Records for the exercise —
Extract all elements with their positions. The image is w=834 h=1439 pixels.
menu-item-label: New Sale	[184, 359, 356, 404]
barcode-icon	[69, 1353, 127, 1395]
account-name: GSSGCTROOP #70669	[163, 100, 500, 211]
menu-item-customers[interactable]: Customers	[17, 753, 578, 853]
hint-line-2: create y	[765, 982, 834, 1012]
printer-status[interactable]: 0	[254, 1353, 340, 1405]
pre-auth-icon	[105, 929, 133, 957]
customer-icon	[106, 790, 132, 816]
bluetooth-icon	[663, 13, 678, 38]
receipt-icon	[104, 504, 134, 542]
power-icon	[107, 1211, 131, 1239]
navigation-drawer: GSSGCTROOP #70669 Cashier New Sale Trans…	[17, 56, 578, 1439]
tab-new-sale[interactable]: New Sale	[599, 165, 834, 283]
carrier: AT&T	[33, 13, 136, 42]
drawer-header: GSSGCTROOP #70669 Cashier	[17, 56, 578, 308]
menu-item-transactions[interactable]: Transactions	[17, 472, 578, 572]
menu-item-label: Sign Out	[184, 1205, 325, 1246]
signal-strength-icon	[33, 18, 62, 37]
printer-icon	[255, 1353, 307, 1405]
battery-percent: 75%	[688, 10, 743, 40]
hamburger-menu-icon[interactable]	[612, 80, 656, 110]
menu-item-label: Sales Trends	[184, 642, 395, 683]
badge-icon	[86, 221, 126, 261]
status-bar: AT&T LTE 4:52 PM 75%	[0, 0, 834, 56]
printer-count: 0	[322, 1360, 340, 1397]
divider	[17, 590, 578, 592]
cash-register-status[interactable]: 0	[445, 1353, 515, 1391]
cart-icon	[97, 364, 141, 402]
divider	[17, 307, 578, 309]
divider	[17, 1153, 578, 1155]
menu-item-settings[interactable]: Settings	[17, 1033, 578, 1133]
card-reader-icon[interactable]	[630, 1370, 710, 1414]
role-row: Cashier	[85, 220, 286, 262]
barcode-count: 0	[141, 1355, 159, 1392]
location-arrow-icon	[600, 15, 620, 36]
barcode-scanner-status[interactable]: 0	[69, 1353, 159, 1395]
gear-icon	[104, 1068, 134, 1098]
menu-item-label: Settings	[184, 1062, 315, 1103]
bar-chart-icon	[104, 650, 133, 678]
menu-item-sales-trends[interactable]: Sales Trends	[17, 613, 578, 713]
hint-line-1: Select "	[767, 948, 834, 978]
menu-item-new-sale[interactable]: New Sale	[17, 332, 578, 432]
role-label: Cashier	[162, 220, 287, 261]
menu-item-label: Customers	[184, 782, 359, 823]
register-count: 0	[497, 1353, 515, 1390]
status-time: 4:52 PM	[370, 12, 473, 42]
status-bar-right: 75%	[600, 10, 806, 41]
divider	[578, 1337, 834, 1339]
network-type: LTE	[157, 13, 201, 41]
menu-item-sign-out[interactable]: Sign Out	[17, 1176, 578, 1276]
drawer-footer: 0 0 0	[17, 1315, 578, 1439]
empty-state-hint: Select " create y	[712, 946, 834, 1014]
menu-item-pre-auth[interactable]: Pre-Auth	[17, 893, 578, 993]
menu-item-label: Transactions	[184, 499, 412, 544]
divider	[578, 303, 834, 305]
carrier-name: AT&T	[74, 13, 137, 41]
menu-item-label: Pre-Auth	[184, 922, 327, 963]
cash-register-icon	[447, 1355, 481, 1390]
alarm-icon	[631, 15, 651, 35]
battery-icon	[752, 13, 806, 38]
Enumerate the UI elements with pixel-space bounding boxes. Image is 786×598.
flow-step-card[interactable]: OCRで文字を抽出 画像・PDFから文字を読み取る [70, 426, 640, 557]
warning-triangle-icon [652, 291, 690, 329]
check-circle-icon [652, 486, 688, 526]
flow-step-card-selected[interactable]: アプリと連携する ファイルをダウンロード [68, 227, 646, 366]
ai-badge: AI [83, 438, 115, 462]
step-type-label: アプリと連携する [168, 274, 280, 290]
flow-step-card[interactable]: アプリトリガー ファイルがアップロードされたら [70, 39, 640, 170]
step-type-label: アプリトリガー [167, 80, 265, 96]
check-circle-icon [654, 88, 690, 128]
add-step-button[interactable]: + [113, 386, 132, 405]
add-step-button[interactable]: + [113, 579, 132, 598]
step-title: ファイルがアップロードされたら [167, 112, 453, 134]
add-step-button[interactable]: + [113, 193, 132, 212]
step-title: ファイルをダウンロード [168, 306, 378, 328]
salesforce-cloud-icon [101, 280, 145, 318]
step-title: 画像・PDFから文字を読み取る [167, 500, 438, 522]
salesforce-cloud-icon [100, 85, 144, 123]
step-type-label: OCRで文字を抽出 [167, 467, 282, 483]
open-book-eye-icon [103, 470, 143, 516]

Brief —
Copy the entries from their first line down to and including the line that contains "100, 500, 211]". Reproduce those lines unchanged.

Response for this exercise —
Extract all elements with their positions. The image is w=834 h=1439 pixels.
menu-item-label: New Sale	[184, 359, 356, 404]
barcode-icon	[69, 1353, 127, 1395]
account-name: GSSGCTROOP #70669	[163, 100, 500, 211]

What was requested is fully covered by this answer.